# SET PROBLEM
Only lines with the string "Aizawl" matter here; gather them from the material below.

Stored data
▽
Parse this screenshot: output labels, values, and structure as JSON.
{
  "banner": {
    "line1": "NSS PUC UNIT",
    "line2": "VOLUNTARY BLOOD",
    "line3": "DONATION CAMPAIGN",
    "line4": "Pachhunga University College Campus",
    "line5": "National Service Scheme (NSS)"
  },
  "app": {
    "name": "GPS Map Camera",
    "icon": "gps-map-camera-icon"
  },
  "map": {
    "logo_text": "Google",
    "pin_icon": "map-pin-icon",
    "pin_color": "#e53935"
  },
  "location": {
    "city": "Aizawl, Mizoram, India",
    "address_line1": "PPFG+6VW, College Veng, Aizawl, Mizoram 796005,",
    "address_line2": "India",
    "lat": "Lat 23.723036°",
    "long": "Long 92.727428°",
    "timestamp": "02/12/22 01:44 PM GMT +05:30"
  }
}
△
▽
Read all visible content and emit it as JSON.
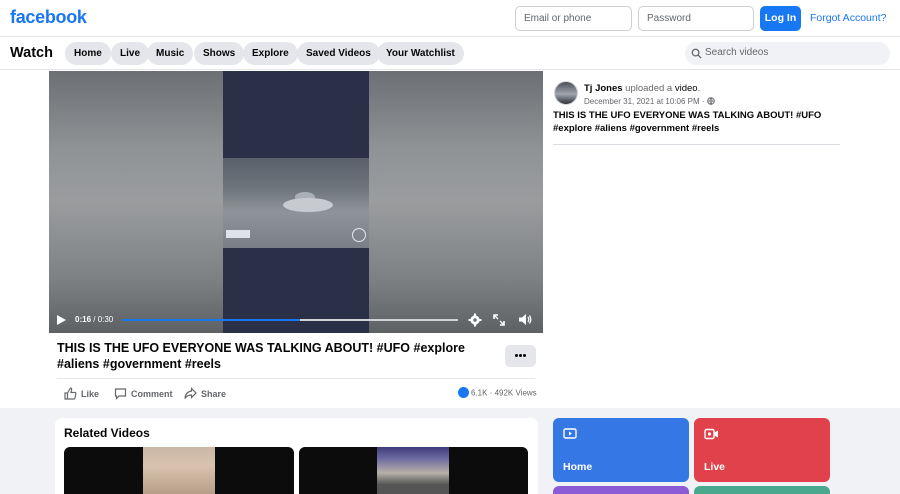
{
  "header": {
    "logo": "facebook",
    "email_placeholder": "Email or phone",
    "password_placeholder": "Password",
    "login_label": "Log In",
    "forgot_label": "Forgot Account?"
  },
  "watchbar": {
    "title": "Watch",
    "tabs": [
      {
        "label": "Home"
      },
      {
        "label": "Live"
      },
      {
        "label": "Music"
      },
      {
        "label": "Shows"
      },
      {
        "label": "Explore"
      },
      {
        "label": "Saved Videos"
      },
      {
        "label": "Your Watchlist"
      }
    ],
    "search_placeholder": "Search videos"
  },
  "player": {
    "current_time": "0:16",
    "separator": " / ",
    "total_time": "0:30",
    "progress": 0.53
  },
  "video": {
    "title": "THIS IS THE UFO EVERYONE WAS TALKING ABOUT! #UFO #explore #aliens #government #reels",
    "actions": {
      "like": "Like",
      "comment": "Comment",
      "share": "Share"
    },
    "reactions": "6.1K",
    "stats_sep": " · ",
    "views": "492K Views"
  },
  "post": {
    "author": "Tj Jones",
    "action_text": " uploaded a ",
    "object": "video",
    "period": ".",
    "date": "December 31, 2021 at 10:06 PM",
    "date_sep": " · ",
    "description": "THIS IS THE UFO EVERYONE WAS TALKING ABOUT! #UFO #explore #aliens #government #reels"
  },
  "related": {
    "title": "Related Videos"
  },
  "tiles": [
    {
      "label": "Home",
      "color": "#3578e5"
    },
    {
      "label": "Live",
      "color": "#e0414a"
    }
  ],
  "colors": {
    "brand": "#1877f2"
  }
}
△
# TASK RESULT
    "city": "Aizawl, Mizoram, India",
    "address_line1": "PPFG+6VW, College Veng, Aizawl, Mizoram 796005,",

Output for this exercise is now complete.